### INPUT DATA
►

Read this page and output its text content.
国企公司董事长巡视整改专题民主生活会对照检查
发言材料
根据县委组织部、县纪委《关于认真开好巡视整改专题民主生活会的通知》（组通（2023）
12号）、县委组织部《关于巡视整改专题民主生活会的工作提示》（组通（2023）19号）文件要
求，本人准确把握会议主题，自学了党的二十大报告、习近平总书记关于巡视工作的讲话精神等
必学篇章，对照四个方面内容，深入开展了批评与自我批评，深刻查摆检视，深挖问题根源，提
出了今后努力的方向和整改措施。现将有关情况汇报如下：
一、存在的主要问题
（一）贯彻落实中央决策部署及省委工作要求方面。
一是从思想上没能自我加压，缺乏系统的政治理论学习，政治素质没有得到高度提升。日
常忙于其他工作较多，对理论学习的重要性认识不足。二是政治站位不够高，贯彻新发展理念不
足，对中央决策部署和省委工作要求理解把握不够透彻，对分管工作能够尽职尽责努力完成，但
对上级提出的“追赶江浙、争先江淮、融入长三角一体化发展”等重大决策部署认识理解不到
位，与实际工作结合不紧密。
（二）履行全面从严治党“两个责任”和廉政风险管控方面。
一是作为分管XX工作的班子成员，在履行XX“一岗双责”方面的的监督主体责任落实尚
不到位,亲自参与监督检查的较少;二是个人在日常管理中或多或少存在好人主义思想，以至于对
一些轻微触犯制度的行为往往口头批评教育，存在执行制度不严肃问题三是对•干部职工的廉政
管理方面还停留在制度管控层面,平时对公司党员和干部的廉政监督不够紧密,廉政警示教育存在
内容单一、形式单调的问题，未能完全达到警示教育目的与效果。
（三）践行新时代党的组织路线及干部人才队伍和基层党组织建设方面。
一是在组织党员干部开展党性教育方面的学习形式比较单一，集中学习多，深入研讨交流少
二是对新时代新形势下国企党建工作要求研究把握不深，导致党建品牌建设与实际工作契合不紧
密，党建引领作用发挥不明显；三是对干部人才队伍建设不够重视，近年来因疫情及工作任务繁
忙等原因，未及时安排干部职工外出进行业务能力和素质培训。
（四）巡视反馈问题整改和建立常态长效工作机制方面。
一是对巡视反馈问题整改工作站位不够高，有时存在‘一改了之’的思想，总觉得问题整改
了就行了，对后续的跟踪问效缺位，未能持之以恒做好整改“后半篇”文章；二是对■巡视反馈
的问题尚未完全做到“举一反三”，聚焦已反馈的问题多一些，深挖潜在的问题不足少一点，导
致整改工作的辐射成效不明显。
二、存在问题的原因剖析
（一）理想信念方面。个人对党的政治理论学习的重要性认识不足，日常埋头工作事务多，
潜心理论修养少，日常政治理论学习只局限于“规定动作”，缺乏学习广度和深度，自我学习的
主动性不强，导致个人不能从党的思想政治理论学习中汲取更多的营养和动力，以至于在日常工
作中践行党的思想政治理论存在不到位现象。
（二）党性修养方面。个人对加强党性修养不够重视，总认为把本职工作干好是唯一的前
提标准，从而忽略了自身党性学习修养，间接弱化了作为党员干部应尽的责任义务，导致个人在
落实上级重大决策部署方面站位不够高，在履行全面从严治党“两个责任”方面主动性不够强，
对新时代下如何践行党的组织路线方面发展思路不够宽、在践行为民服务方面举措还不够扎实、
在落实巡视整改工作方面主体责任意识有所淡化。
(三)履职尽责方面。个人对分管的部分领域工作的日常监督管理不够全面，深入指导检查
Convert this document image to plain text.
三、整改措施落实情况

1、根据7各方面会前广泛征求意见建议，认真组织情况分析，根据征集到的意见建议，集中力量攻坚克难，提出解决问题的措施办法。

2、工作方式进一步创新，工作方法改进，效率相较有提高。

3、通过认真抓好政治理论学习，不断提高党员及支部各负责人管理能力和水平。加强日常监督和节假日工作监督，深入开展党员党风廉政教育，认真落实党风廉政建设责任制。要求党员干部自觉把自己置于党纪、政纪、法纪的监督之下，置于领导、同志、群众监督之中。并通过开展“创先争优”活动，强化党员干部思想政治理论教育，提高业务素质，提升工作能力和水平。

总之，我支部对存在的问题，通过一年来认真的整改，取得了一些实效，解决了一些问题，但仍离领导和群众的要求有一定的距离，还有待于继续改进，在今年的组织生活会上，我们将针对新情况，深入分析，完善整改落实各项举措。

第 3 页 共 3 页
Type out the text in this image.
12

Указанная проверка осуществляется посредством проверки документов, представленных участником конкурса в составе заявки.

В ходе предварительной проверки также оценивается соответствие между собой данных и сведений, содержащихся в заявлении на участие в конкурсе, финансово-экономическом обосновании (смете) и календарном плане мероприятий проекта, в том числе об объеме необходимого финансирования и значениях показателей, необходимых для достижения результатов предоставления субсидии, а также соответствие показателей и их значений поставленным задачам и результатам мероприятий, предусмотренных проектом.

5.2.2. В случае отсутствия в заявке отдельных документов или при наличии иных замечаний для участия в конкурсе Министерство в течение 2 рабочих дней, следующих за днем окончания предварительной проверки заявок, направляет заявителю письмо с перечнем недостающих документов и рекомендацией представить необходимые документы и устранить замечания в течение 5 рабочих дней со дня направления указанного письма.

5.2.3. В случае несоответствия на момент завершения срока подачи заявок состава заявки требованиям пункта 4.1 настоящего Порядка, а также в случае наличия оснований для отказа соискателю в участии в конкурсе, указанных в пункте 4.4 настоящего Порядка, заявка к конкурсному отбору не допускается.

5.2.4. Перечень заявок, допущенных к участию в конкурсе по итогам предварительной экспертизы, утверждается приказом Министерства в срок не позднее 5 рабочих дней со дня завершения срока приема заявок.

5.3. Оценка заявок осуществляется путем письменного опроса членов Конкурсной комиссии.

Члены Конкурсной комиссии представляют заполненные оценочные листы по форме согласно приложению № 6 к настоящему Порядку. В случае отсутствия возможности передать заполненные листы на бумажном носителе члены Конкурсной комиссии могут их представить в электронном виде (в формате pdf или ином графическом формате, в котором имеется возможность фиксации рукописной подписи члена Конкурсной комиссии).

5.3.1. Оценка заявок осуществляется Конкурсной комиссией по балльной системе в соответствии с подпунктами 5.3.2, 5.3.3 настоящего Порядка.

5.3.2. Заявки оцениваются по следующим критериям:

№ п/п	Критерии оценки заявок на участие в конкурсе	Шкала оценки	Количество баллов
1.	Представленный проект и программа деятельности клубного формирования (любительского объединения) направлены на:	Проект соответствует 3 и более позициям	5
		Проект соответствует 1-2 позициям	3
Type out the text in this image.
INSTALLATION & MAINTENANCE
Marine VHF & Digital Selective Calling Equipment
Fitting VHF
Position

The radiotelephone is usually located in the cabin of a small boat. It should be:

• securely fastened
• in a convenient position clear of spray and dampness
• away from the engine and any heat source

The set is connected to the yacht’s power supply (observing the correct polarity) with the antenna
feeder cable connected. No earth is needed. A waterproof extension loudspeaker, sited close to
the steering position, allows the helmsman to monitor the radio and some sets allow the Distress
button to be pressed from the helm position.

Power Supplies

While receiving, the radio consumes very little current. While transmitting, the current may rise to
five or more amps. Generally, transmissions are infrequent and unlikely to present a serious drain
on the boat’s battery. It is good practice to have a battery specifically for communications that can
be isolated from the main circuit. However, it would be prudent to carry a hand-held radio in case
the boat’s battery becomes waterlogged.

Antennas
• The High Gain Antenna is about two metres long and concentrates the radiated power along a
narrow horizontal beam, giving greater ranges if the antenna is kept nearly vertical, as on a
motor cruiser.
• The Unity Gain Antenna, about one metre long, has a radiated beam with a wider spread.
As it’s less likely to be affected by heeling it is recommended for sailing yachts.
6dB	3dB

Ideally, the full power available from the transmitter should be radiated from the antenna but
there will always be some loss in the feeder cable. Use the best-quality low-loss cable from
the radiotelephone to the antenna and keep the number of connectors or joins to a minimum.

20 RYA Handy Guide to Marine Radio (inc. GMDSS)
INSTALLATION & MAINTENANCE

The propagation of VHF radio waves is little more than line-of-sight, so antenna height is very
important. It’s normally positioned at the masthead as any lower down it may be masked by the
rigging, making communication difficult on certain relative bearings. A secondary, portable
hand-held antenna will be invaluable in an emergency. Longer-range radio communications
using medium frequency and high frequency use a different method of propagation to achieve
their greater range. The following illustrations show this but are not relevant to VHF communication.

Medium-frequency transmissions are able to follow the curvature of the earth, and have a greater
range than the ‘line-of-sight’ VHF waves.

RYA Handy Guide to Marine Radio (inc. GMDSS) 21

◄

### PROBLEM STATEMENT
From the listing above, pick out each line where the word "GMDSS" appears.

### TASK OUTPUT
20 RYA Handy Guide to Marine Radio (inc. GMDSS)
RYA Handy Guide to Marine Radio (inc. GMDSS) 21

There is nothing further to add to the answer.